TRECHO EXIBIDO:
Há alguns anos, as agências reguladoras brasileiras implementaram a AIR e outras ferramentas de gestão regulatória. Isso permitiu que desenvolvessem conhecimentos e boas práticas que podem ser compartilhados por todo o governo. A troca de aprendizados pode ajudar a aliviar as preocupações que outras agências possam ter e pode ajudar a incorporar a política regulatória na cultura dos ministérios e outras instituições.
Por fim, a Escola Nacional de Administração Pública (ENAP) também é um ator importante na oferta de treinamento e atividades de capacitação. A Escola realiza cursos sobre análise de impacto e outros estudos regulatórios que podem ser acessados virtualmente e disponibilizados para um grande número de funcionários públicos. O Quadro 3.5 fornece uma breve descrição das atividades de treinamento para gerar conhecimento especializado em AIR na Austrália.
Quadro 3.5. Capacitação em AIR na Austrália
O Escritório de Regulação de Melhores Práticas
O Escritório de Regulação de Melhores Práticas (OBPR) da Austrália oferece capacitação em análise de impacto das propostas de regulação apresentadas pelos ministérios ou outras entidades. O Escritório fornece diferentes tipos de treinamentos e recursos gratuitamente aos funcionários públicos. O conteúdo, escopo e objetivo das atividades de coaching são baseados no público e em suas necessidades. O OBPR tem cinco correntes de desenvolvimento de capacidades:
Treinamento de formuladores de políticas gerais ou “AIR básico”: trata-se de uma sessão de trabalho de um dia inteiro em que os participantes conhecem o marco de AIR da Austrália e o papel da OBPR. A sessão se concentra nas sete perguntas de AIR* de forma interativa, com vários funcionários da OBPR envolvidos.
Treinamento específico para ministérios: fornece uma visão geral da estrutura de AIR, levando em consideração as características específicas do ministério em questão. O(s) ponto(s) de contato do ministério dentro da OBPR realizam o treinamento para promover um relacionamento mais fluido com os formuladores de políticas do ministério.
Treinamento de cohort no primeiro ano: destinado a funcionários públicos que ingressam no governo após concluir seus estudos de graduação. O treinamento concentra-se no objetivo por trás da AIR, que é o de que as evidências são a base da formulação de políticas.
Treinamento ad hoc “baseado em necessidades”: o treinamento concentra-se na solicitação do ministério para tratar de elementos específicos da AIR. Por exemplo, o enfoque da sessão pode ser na definição do problema e das alternativas.
Treinamento internacional e interestadual: treinamento para governos nacionais e subnacionais na Austrália que querem familiarizar-se e aprender mais sobre a estrutura de AIR da Austrália.
Observação: a estrutura australiana de AIR inclui sete perguntas: 1. Qual é o problema que você está tentando resolver? 2. Por que é necessária uma ação do governo? 3. Que opções de políticas resolveriam esse problema? 4. Qual é o benefício provável de cada opção? 5. Quem você consultará e como você os consultará? 6. Qual é a melhor opção dentre aquelas que você analisou? 7. Como você implementará e avaliará a opção escolhida?
Fonte: OBPR (2022[13]), Learning from Australia’s experience of capacity building for Regulatory Impact Analysis (RIA).

Entradas de anotação espacial:
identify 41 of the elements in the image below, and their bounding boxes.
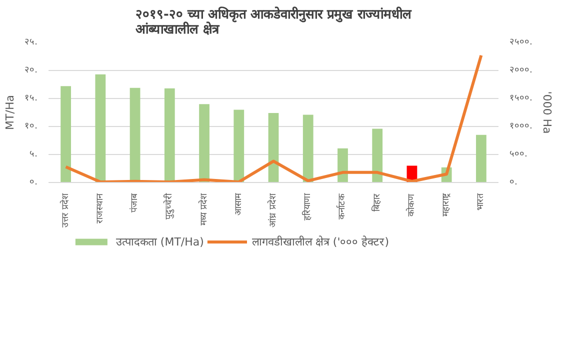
- x-tick-label: पंजाब: [129, 192, 140, 212]
- bar: [95, 74, 106, 182]
- bar: [372, 128, 383, 182]
- legend-label: लागवडीखालील क्षेत्र ('००० हेक्टर): [252, 234, 390, 248]
- y2-tick-label: २५००.: [510, 38, 532, 48]
- y2-tick-label: १५००.: [510, 94, 532, 104]
- legend-label: उत्पादकता (MT/Ha): [116, 234, 204, 248]
- y2-tick-label: ०.: [510, 178, 518, 188]
- bar: [164, 88, 175, 182]
- y-tick-label: १०.: [24, 122, 38, 132]
- line-series: [64, 54, 483, 182]
- y-tick-label: २५.: [24, 38, 38, 48]
- x-tick-label: बिहार: [370, 194, 382, 212]
- y2-tick-label: ५००.: [510, 150, 528, 160]
- y-tick-label: ०.: [30, 178, 38, 188]
- y2-axis-title: '000 Ha: [540, 91, 554, 134]
- x-tick-label: आसाम: [234, 192, 244, 216]
- x-tick-label: भारत: [476, 192, 486, 210]
- bar: [234, 110, 244, 182]
- y-tick-label: १५.: [24, 94, 38, 104]
- x-tick-label: महाराष्ट्र: [442, 192, 452, 216]
- x-tick-label: आंध्र प्रदेश: [266, 192, 278, 228]
- x-tick-label: मध्य प्रदेश: [197, 192, 210, 226]
- y-tick-label: २०.: [24, 66, 38, 76]
- bar: [338, 148, 348, 182]
- bar: [60, 86, 71, 182]
- y2-tick-label: १०००.: [510, 122, 532, 132]
- x-tick-label: उत्तर प्रदेश: [58, 192, 71, 228]
- bar: [199, 104, 210, 182]
- chart-title: २०१९-२० च्या अधिकृत आकडेवारीनुसार प्रमुख राज्यांमधील आंब्याखालील क्षेत्र: [135, 6, 413, 38]
- x-tick-label: राजस्थान: [95, 192, 106, 224]
- y-tick-label: ५.: [30, 150, 38, 160]
- x-tick-label: हरियाणा: [301, 192, 314, 220]
- x-tick-label: कर्नाटक: [336, 192, 348, 220]
- x-tick-label: पुदुच्चेरी: [162, 192, 175, 220]
- x-tick-label: कोकण: [404, 194, 417, 216]
- y2-tick-label: २०००.: [510, 66, 532, 76]
- y-axis-title: MT/Ha: [4, 95, 17, 130]
- bar: [476, 134, 486, 182]
- bar: [302, 114, 314, 182]
- bar: [268, 113, 279, 182]
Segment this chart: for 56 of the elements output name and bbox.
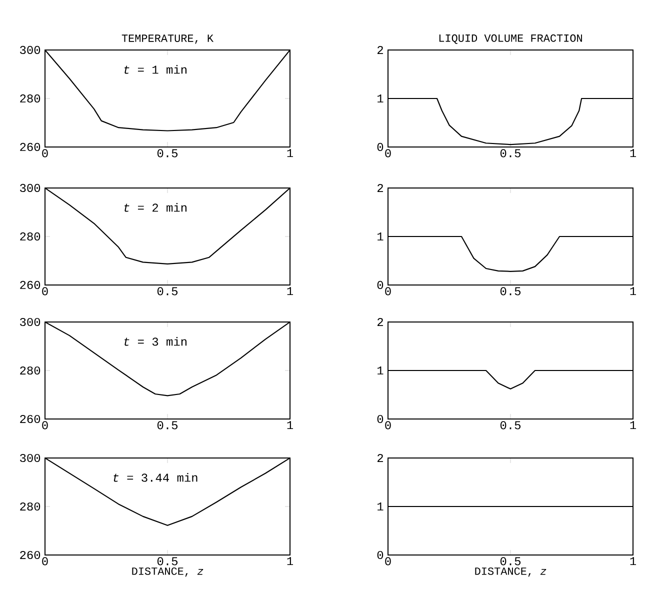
y-tick-label: 1 bbox=[378, 232, 384, 240]
y-tick-label: 0 bbox=[377, 142, 384, 152]
x-tick-label: 0 bbox=[42, 421, 48, 430]
x-tick-label: 0 bbox=[385, 149, 391, 158]
annotation: t = 3 min bbox=[124, 337, 186, 346]
x-tick-label: 0.5 bbox=[500, 149, 521, 158]
y-tick-label: 0 bbox=[377, 280, 384, 290]
x-axis-title: DISTANCE, z bbox=[132, 567, 204, 577]
y-tick-label: 1 bbox=[378, 366, 384, 374]
y-tick-label: 2 bbox=[377, 184, 383, 192]
y-tick-label: 280 bbox=[20, 502, 40, 511]
y-tick-label: 260 bbox=[20, 414, 40, 424]
y-tick-label: 1 bbox=[378, 502, 384, 510]
y-tick-label: 300 bbox=[20, 454, 40, 462]
x-tick-label: 0 bbox=[385, 557, 391, 566]
x-tick-label: 0 bbox=[42, 149, 48, 158]
y-tick-label: 260 bbox=[20, 550, 40, 560]
x-tick-label: 1 bbox=[287, 421, 294, 430]
x-tick-label: 0.5 bbox=[157, 287, 178, 296]
x-tick-label: 0 bbox=[385, 287, 391, 296]
x-tick-label: 1 bbox=[287, 557, 294, 566]
y-tick-label: 2 bbox=[377, 454, 383, 462]
y-tick-label: 300 bbox=[20, 318, 40, 326]
chart-title: LIQUID VOLUME FRACTION bbox=[439, 34, 582, 44]
x-tick-label: 0.5 bbox=[500, 421, 521, 430]
y-tick-label: 260 bbox=[20, 142, 40, 152]
y-tick-label: 260 bbox=[20, 280, 40, 290]
x-tick-label: 0.5 bbox=[157, 421, 178, 430]
x-tick-label: 0 bbox=[42, 557, 48, 566]
x-tick-label: 1 bbox=[287, 287, 294, 296]
x-tick-label: 0.5 bbox=[500, 287, 521, 296]
annotation: t = 1 min bbox=[124, 65, 186, 74]
y-tick-label: 0 bbox=[377, 414, 384, 424]
x-tick-label: 0 bbox=[385, 421, 391, 430]
x-tick-label: 0.5 bbox=[157, 557, 178, 566]
x-tick-label: 1 bbox=[630, 287, 636, 296]
x-tick-label: 0 bbox=[42, 287, 48, 296]
y-tick-label: 2 bbox=[377, 318, 383, 326]
chart-title: TEMPERATURE, K bbox=[122, 34, 214, 44]
y-tick-label: 300 bbox=[20, 46, 40, 54]
annotation: t = 3.44 min bbox=[114, 473, 198, 482]
y-tick-label: 0 bbox=[377, 550, 384, 560]
y-tick-label: 300 bbox=[20, 184, 40, 192]
annotation: t = 2 min bbox=[124, 203, 186, 212]
x-axis-title: DISTANCE, z bbox=[475, 567, 546, 577]
x-tick-label: 0.5 bbox=[500, 557, 521, 566]
y-tick-label: 280 bbox=[20, 366, 40, 375]
x-tick-label: 1 bbox=[630, 149, 636, 158]
x-tick-label: 1 bbox=[630, 557, 636, 566]
x-tick-label: 0.5 bbox=[157, 149, 178, 158]
x-tick-label: 1 bbox=[287, 149, 294, 158]
y-tick-label: 280 bbox=[20, 232, 40, 241]
x-tick-label: 1 bbox=[630, 421, 636, 430]
y-tick-label: 280 bbox=[20, 94, 40, 103]
y-tick-label: 1 bbox=[378, 94, 384, 102]
y-tick-label: 2 bbox=[377, 46, 383, 54]
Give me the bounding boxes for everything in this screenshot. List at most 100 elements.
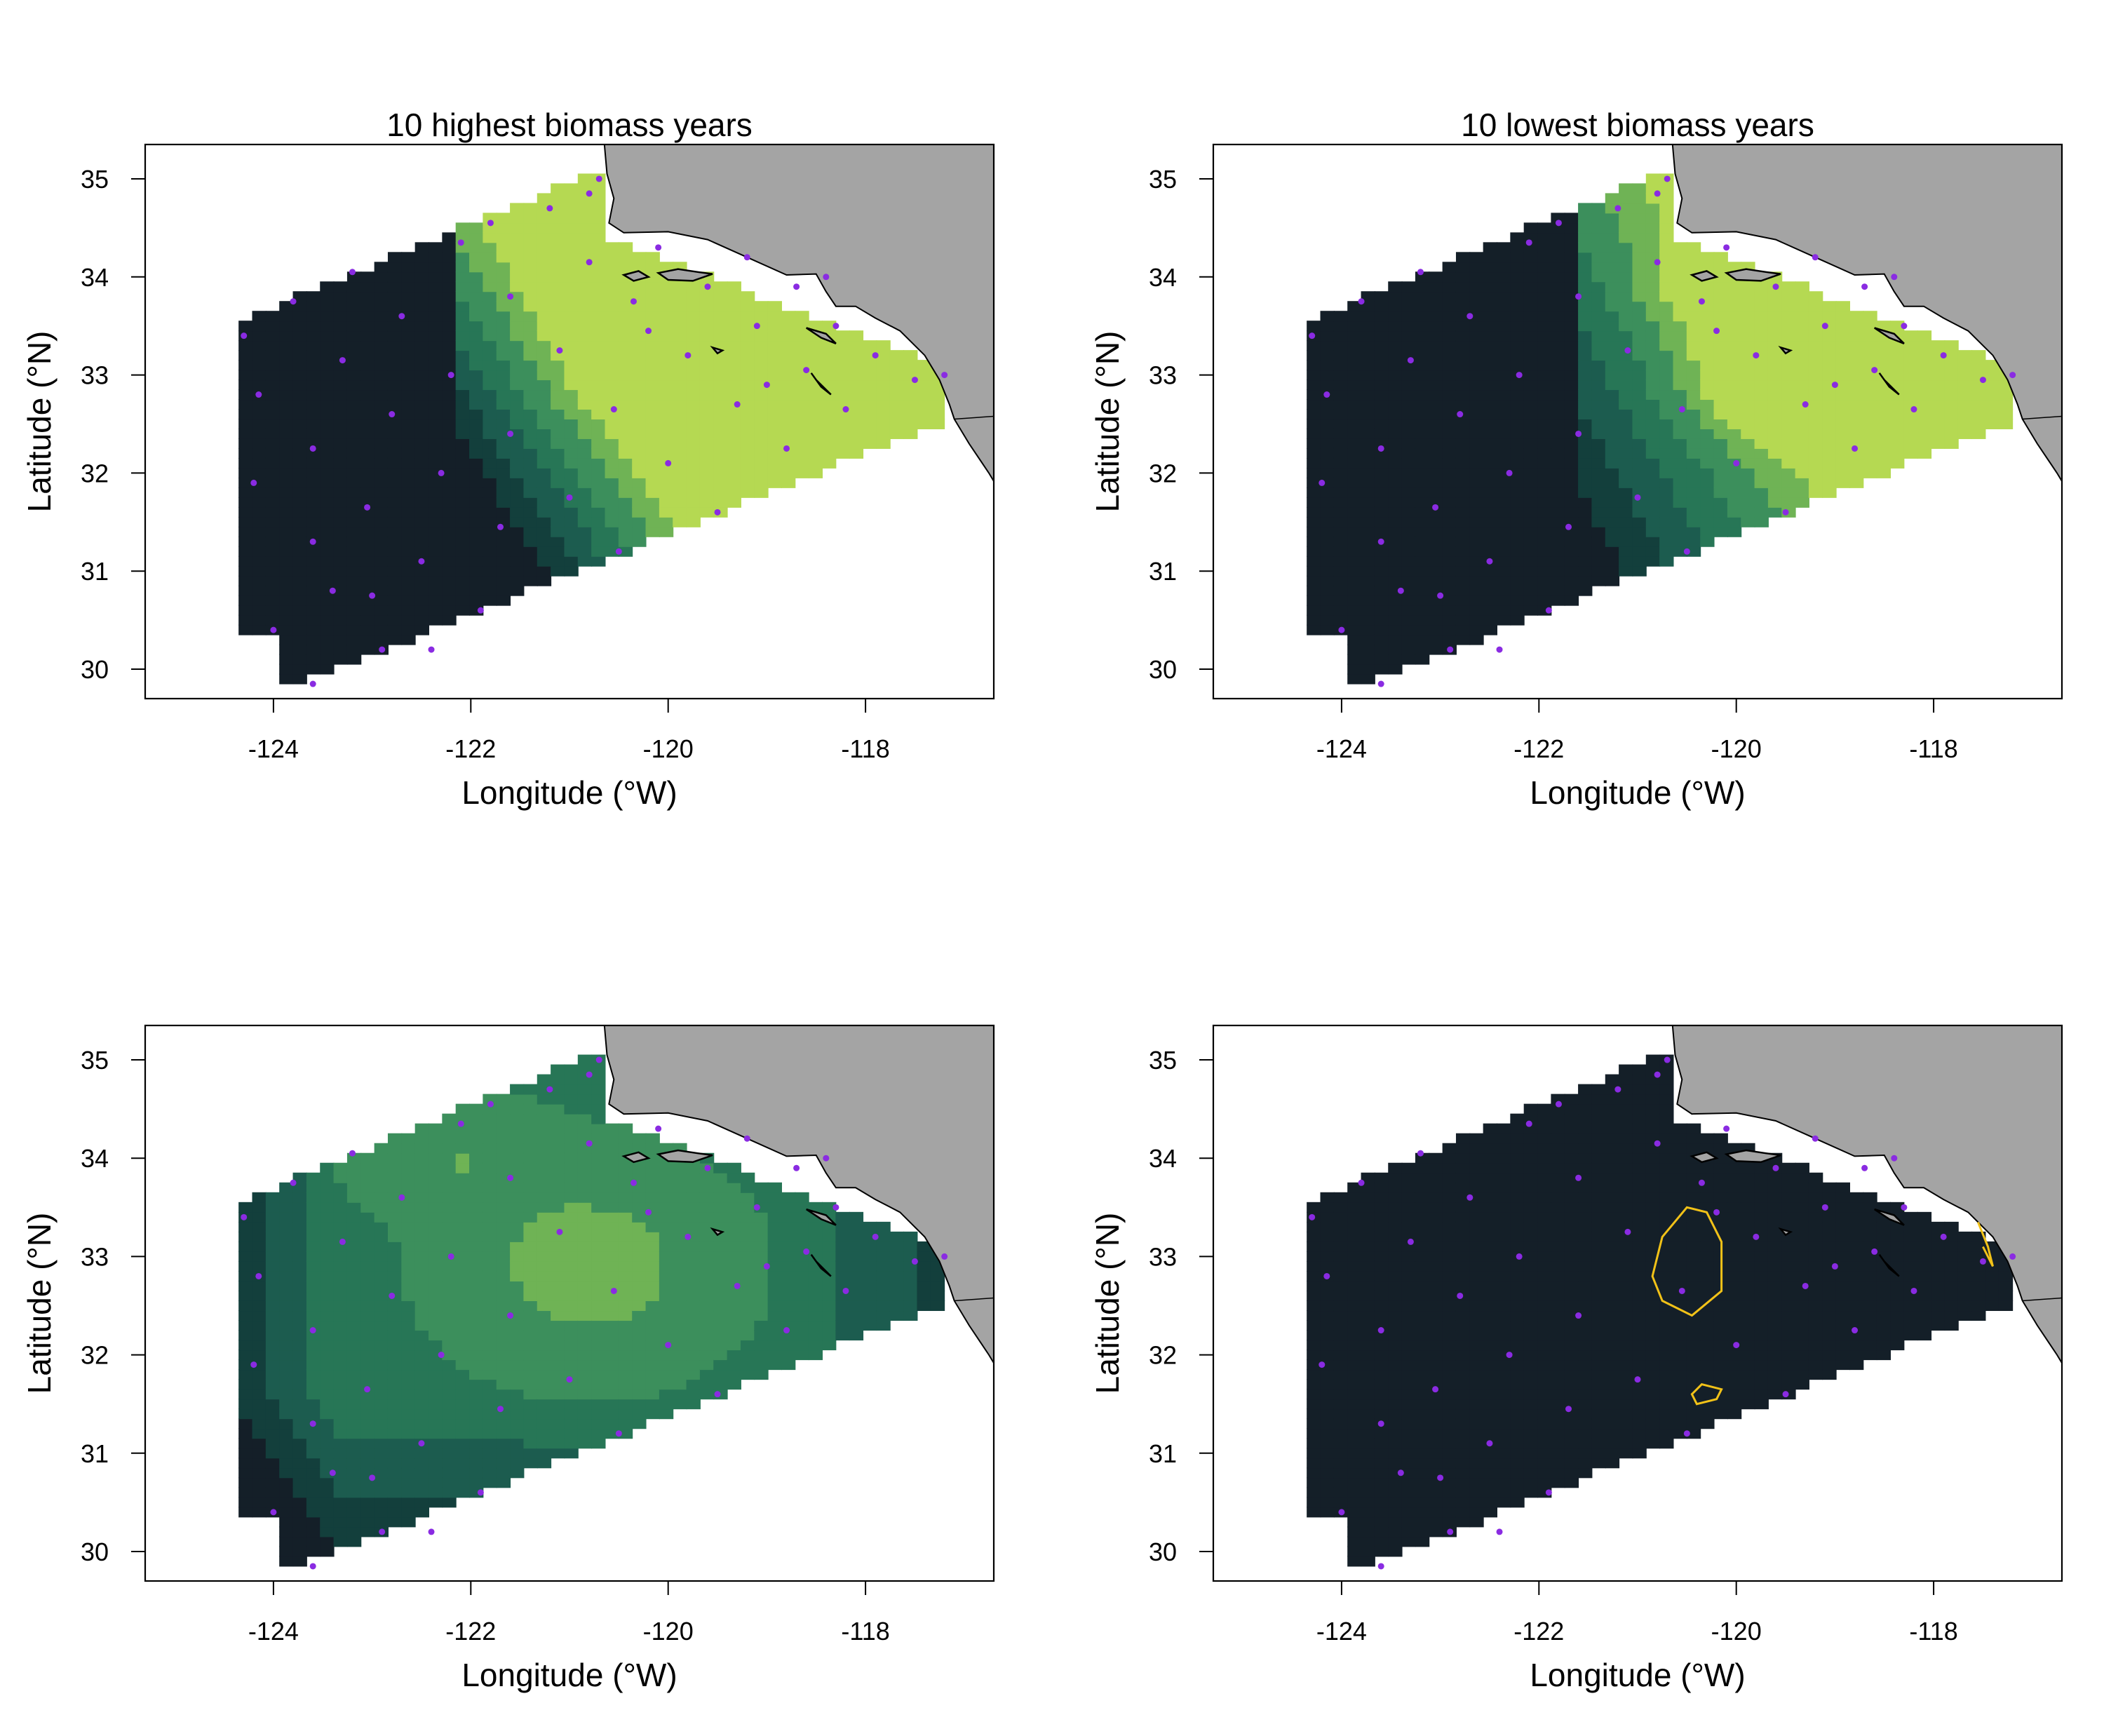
grid-cell: [1361, 516, 1375, 527]
grid-cell: [496, 330, 511, 342]
grid-cell: [483, 1379, 497, 1390]
grid-cell: [605, 1162, 619, 1173]
grid-cell: [455, 1428, 471, 1439]
grid-cell: [740, 321, 755, 332]
grid-cell: [551, 183, 565, 194]
grid-cell: [808, 350, 823, 361]
grid-cell: [618, 252, 633, 263]
grid-cell: [510, 585, 525, 596]
grid-cell: [414, 1143, 430, 1154]
grid-cell: [1497, 321, 1511, 332]
grid-cell: [795, 1290, 809, 1301]
grid-cell: [292, 1330, 307, 1341]
grid-cell: [1455, 565, 1471, 577]
map-area: [1213, 144, 2062, 699]
grid-cell: [1578, 291, 1593, 302]
grid-cell: [469, 1379, 484, 1390]
grid-cell: [455, 360, 471, 371]
grid-cell: [876, 399, 891, 410]
grid-cell: [577, 1241, 593, 1252]
grid-cell: [727, 291, 741, 302]
grid-cell: [429, 1448, 443, 1459]
grid-cell: [360, 497, 375, 508]
grid-cell: [551, 1290, 565, 1301]
grid-cell: [429, 1260, 443, 1272]
grid-cell: [1591, 497, 1606, 508]
x-axis-label: Longitude (°W): [1530, 774, 1745, 811]
grid-cell: [754, 438, 769, 449]
grid-cell: [1347, 428, 1362, 439]
grid-cell: [551, 1211, 565, 1223]
grid-cell: [1632, 399, 1647, 410]
grid-cell: [306, 1507, 321, 1518]
grid-cell: [1374, 497, 1389, 508]
grid-cell: [387, 506, 403, 518]
grid-cell: [1483, 301, 1498, 312]
grid-cell: [360, 448, 375, 459]
grid-cell: [537, 1133, 552, 1144]
grid-cell: [1849, 340, 1864, 351]
grid-cell: [577, 379, 593, 391]
grid-cell: [537, 1379, 552, 1390]
grid-cell: [429, 448, 443, 459]
grid-cell: [360, 340, 375, 351]
grid-cell: [1455, 438, 1471, 449]
grid-cell: [320, 605, 335, 616]
grid-cell: [374, 409, 389, 420]
grid-cell: [320, 370, 335, 381]
grid-cell: [238, 1350, 253, 1361]
grid-cell: [1727, 497, 1742, 508]
grid-cell: [1564, 399, 1579, 410]
grid-cell: [387, 389, 403, 401]
grid-cell: [360, 409, 375, 420]
grid-cell: [740, 1260, 755, 1272]
sampling-station: [1417, 269, 1424, 276]
grid-cell: [320, 321, 335, 332]
grid-cell: [1673, 487, 1687, 498]
grid-cell: [1890, 448, 1905, 459]
grid-cell: [1361, 448, 1375, 459]
grid-cell: [279, 1251, 294, 1262]
grid-cell: [1551, 213, 1565, 224]
grid-cell: [1469, 379, 1484, 391]
grid-cell: [320, 575, 335, 586]
grid-cell: [1713, 497, 1728, 508]
grid-cell: [1605, 321, 1620, 332]
grid-cell: [1822, 399, 1837, 410]
grid-cell: [320, 1359, 335, 1371]
grid-cell: [727, 1359, 741, 1371]
grid-cell: [551, 467, 565, 478]
grid-cell: [1429, 624, 1443, 635]
grid-cell: [279, 1389, 294, 1400]
grid-cell: [781, 399, 796, 410]
grid-cell: [1469, 467, 1484, 478]
grid-cell: [496, 350, 511, 361]
grid-cell: [564, 438, 579, 449]
grid-cell: [252, 409, 267, 420]
grid-cell: [1835, 379, 1850, 391]
grid-cell: [673, 477, 687, 488]
grid-cell: [1347, 438, 1362, 449]
island: [810, 1253, 832, 1277]
grid-cell: [333, 536, 348, 547]
grid-cell: [238, 595, 253, 606]
grid-cell: [1700, 526, 1715, 537]
grid-cell: [510, 1300, 525, 1312]
grid-cell: [1551, 457, 1565, 469]
grid-cell: [1347, 1369, 1362, 1380]
grid-cell: [686, 1192, 701, 1203]
grid-cell: [1673, 536, 1687, 547]
grid-cell: [455, 1133, 471, 1144]
grid-cell: [1727, 291, 1742, 302]
grid-cell: [429, 1211, 443, 1223]
grid-cell: [442, 1408, 457, 1420]
grid-cell: [767, 340, 782, 351]
grid-cell: [1523, 516, 1539, 527]
grid-cell: [537, 1320, 552, 1331]
grid-cell: [401, 350, 416, 361]
grid-cell: [551, 311, 565, 322]
grid-cell: [835, 448, 850, 459]
grid-cell: [279, 1202, 294, 1213]
grid-cell: [551, 536, 565, 547]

O QUE FAZER: Transcreva de novo, sem nenhuma alteração, a parte do trecho sobre capacitação em AIR acima que começa nas palavras "Treinamento específico para" e termina logo depois de "políticas do ministério.".

RESULTADO CORRETO:
Treinamento específico para ministérios: fornece uma visão geral da estrutura de AIR, levando em consideração as características específicas do ministério em questão. O(s) ponto(s) de contato do ministério dentro da OBPR realizam o treinamento para promover um relacionamento mais fluido com os formuladores de políticas do ministério.